In the entries that follow, find the word "Comitato" and report each line it is on.

(Items listed in a dataset)
========================================

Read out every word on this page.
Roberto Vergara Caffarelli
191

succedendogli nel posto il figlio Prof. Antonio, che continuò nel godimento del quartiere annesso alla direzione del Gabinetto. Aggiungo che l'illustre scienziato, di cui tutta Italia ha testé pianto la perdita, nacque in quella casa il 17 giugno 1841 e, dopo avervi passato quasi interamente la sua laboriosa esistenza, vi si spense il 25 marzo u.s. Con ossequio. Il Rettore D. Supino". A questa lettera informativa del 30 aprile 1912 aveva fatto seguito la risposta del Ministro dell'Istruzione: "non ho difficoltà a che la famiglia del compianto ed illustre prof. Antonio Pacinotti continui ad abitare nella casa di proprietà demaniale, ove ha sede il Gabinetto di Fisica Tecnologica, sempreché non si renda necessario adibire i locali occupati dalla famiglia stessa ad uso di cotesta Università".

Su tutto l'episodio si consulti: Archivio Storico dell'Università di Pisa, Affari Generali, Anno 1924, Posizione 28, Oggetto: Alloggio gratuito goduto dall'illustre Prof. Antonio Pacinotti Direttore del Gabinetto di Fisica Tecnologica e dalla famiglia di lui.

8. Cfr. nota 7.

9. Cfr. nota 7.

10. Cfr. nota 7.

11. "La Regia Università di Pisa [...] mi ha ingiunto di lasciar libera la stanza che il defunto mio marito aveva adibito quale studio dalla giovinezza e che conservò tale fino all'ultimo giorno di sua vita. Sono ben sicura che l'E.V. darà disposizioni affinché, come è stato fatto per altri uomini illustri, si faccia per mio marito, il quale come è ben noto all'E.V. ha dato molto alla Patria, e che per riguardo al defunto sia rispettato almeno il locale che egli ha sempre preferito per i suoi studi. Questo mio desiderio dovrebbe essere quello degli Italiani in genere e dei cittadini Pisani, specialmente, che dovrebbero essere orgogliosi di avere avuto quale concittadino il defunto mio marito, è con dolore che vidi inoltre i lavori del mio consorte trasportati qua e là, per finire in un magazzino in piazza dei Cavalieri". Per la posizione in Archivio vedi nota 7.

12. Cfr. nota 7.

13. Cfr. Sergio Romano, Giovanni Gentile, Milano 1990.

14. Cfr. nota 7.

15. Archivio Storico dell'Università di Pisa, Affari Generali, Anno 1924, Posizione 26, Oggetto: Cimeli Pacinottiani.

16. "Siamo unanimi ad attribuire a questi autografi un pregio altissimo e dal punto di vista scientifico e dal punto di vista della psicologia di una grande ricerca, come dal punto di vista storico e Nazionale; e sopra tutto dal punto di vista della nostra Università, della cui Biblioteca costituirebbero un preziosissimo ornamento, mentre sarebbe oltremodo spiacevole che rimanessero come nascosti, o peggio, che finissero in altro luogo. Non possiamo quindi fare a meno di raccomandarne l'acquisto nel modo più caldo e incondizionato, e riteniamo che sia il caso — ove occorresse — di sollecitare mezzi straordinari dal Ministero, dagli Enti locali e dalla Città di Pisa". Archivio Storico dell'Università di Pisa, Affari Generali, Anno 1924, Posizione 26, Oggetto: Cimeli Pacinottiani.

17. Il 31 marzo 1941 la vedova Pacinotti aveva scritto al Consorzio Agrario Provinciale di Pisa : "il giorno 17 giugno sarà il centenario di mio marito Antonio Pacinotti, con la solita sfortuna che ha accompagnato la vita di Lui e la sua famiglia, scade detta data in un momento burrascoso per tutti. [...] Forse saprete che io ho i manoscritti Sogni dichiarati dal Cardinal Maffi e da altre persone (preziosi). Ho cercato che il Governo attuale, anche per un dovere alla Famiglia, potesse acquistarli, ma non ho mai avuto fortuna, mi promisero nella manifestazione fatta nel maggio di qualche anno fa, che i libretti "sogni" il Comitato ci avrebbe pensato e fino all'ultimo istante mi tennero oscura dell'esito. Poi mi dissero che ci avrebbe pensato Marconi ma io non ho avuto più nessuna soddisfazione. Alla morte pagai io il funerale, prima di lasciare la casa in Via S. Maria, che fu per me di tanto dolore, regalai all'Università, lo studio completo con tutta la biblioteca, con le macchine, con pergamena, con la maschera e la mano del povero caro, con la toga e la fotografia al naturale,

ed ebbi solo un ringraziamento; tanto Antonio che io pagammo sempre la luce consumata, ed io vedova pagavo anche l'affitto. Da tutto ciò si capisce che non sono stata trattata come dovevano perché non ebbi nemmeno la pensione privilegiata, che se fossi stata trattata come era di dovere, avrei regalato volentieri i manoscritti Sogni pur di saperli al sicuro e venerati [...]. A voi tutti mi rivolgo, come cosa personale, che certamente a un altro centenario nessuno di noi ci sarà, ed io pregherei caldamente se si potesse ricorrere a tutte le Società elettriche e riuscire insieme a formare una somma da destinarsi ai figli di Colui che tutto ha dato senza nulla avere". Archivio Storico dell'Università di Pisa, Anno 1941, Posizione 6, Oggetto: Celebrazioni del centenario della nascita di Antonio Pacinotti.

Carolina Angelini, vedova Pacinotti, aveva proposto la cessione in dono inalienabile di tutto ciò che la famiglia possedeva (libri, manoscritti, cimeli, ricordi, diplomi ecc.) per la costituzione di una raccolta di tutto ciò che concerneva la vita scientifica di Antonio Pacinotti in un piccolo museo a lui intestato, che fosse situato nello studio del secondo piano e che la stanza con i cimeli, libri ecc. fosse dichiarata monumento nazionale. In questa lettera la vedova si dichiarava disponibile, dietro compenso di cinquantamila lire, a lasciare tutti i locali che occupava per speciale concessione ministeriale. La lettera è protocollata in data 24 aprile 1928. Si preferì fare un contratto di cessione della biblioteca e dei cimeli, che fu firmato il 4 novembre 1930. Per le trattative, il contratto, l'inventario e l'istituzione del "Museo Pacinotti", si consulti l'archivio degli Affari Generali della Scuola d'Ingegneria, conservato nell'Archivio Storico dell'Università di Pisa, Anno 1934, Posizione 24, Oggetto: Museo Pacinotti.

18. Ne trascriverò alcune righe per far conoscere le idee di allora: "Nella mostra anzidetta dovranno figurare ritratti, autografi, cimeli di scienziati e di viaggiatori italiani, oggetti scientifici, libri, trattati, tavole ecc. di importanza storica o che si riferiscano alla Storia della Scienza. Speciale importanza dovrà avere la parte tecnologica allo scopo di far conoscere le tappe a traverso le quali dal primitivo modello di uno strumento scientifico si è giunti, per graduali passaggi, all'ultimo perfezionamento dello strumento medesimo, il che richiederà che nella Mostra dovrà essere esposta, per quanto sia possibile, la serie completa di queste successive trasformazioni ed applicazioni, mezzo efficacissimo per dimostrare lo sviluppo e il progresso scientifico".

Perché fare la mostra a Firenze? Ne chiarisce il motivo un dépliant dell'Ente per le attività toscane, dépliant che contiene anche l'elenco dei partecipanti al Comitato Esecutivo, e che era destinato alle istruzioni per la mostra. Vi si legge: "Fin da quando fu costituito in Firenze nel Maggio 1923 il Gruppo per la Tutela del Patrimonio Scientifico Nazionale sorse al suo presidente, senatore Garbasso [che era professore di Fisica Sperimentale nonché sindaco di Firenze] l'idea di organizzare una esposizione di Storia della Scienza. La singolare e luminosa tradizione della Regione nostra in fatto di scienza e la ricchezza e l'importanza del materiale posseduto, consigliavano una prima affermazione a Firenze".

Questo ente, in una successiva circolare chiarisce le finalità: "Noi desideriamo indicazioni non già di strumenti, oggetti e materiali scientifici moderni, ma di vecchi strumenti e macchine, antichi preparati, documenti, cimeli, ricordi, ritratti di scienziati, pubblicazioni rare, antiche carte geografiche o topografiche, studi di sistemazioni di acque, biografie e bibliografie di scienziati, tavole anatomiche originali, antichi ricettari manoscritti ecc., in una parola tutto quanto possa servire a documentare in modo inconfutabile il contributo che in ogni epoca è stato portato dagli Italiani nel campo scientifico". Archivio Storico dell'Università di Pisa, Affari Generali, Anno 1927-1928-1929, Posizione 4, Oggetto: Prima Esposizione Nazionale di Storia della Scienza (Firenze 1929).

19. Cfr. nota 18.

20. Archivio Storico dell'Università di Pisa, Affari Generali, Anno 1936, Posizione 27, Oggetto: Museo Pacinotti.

========================================

● WRITTEN RESPONSE:
17. Il 31 marzo 1941 la vedova Pacinotti aveva scritto al Consorzio Agrario Provinciale di Pisa : "il giorno 17 giugno sarà il centenario di mio marito Antonio Pacinotti, con la solita sfortuna che ha accompagnato la vita di Lui e la sua famiglia, scade detta data in un momento burrascoso per tutti. [...] Forse saprete che io ho i manoscritti Sogni dichiarati dal Cardinal Maffi e da altre persone (preziosi). Ho cercato che il Governo attuale, anche per un dovere alla Famiglia, potesse acquistarli, ma non ho mai avuto fortuna, mi promisero nella manifestazione fatta nel maggio di qualche anno fa, che i libretti "sogni" il Comitato ci avrebbe pensato e fino all'ultimo istante mi tennero oscura dell'esito. Poi mi dissero che ci avrebbe pensato Marconi ma io non ho avuto più nessuna soddisfazione. Alla morte pagai io il funerale, prima di lasciare la casa in Via S. Maria, che fu per me di tanto dolore, regalai all'Università, lo studio completo con tutta la biblioteca, con le macchine, con pergamena, con la maschera e la mano del povero caro, con la toga e la fotografia al naturale,
Perché fare la mostra a Firenze? Ne chiarisce il motivo un dépliant dell'Ente per le attività toscane, dépliant che contiene anche l'elenco dei partecipanti al Comitato Esecutivo, e che era destinato alle istruzioni per la mostra. Vi si legge: "Fin da quando fu costituito in Firenze nel Maggio 1923 il Gruppo per la Tutela del Patrimonio Scientifico Nazionale sorse al suo presidente, senatore Garbasso [che era professore di Fisica Sperimentale nonché sindaco di Firenze] l'idea di organizzare una esposizione di Storia della Scienza. La singolare e luminosa tradizione della Regione nostra in fatto di scienza e la ricchezza e l'importanza del materiale posseduto, consigliavano una prima affermazione a Firenze".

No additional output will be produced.